Task inputs:
· · ·
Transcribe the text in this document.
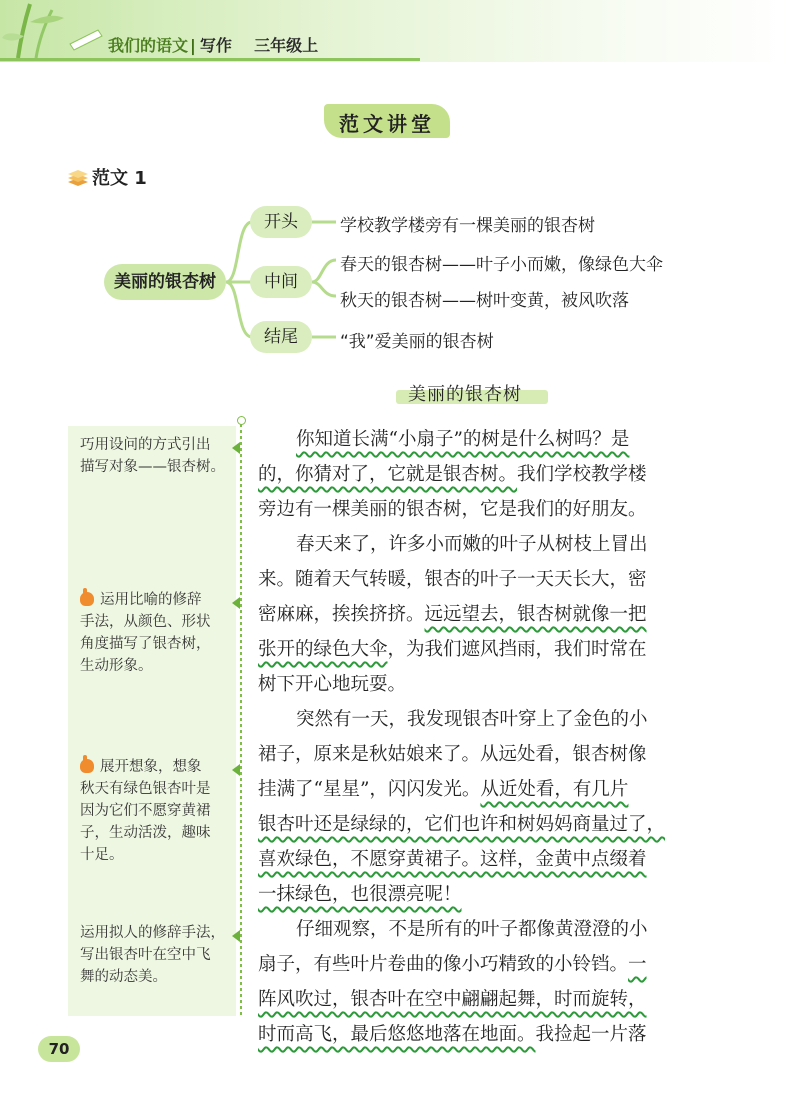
我们的语文 | 写作 三年级上
范文讲堂
范文 1
美丽的银杏树
开头
中间
结尾
学校教学楼旁有一棵美丽的银杏树
春天的银杏树——叶子小而嫩，像绿色大伞
秋天的银杏树——树叶变黄，被风吹落
“我”爱美丽的银杏树
美丽的银杏树
巧用设问的方式引出
描写对象——银杏树。
运用比喻的修辞
手法，从颜色、形状
角度描写了银杏树，
生动形象。
展开想象，想象
秋天有绿色银杏叶是
因为它们不愿穿黄裙
子，生动活泼，趣味
十足。
运用拟人的修辞手法，
写出银杏叶在空中飞
舞的动态美。
你知道长满“小扇子”的树是什么树吗？是
的，你猜对了，它就是银杏树。我们学校教学楼
旁边有一棵美丽的银杏树，它是我们的好朋友。
春天来了，许多小而嫩的叶子从树枝上冒出
来。随着天气转暖，银杏的叶子一天天长大，密
密麻麻，挨挨挤挤。远远望去，银杏树就像一把
张开的绿色大伞，为我们遮风挡雨，我们时常在
树下开心地玩耍。
突然有一天，我发现银杏叶穿上了金色的小
裙子，原来是秋姑娘来了。从远处看，银杏树像
挂满了“星星”，闪闪发光。从近处看，有几片
银杏叶还是绿绿的，它们也许和树妈妈商量过了，
喜欢绿色，不愿穿黄裙子。这样，金黄中点缀着
一抹绿色，也很漂亮呢！
仔细观察，不是所有的叶子都像黄澄澄的小
扇子，有些叶片卷曲的像小巧精致的小铃铛。一
阵风吹过，银杏叶在空中翩翩起舞，时而旋转，
时而高飞，最后悠悠地落在地面。我捡起一片落
70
· · ·
Task statement:
Transcribe each entry above exactly, apart from the pictures.

Answer to the task:
Transcribe the text in this document.
我们的语文 | 写作 三年级上
范文讲堂
范文 1
美丽的银杏树
开头
中间
结尾
学校教学楼旁有一棵美丽的银杏树
春天的银杏树——叶子小而嫩，像绿色大伞
秋天的银杏树——树叶变黄，被风吹落
“我”爱美丽的银杏树
美丽的银杏树
巧用设问的方式引出
描写对象——银杏树。
运用比喻的修辞
手法，从颜色、形状
角度描写了银杏树，
生动形象。
展开想象，想象
秋天有绿色银杏叶是
因为它们不愿穿黄裙
子，生动活泼，趣味
十足。
运用拟人的修辞手法，
写出银杏叶在空中飞
舞的动态美。
你知道长满“小扇子”的树是什么树吗？是
的，你猜对了，它就是银杏树。我们学校教学楼
旁边有一棵美丽的银杏树，它是我们的好朋友。
春天来了，许多小而嫩的叶子从树枝上冒出
来。随着天气转暖，银杏的叶子一天天长大，密
密麻麻，挨挨挤挤。远远望去，银杏树就像一把
张开的绿色大伞，为我们遮风挡雨，我们时常在
树下开心地玩耍。
突然有一天，我发现银杏叶穿上了金色的小
裙子，原来是秋姑娘来了。从远处看，银杏树像
挂满了“星星”，闪闪发光。从近处看，有几片
银杏叶还是绿绿的，它们也许和树妈妈商量过了，
喜欢绿色，不愿穿黄裙子。这样，金黄中点缀着
一抹绿色，也很漂亮呢！
仔细观察，不是所有的叶子都像黄澄澄的小
扇子，有些叶片卷曲的像小巧精致的小铃铛。一
阵风吹过，银杏叶在空中翩翩起舞，时而旋转，
时而高飞，最后悠悠地落在地面。我捡起一片落
70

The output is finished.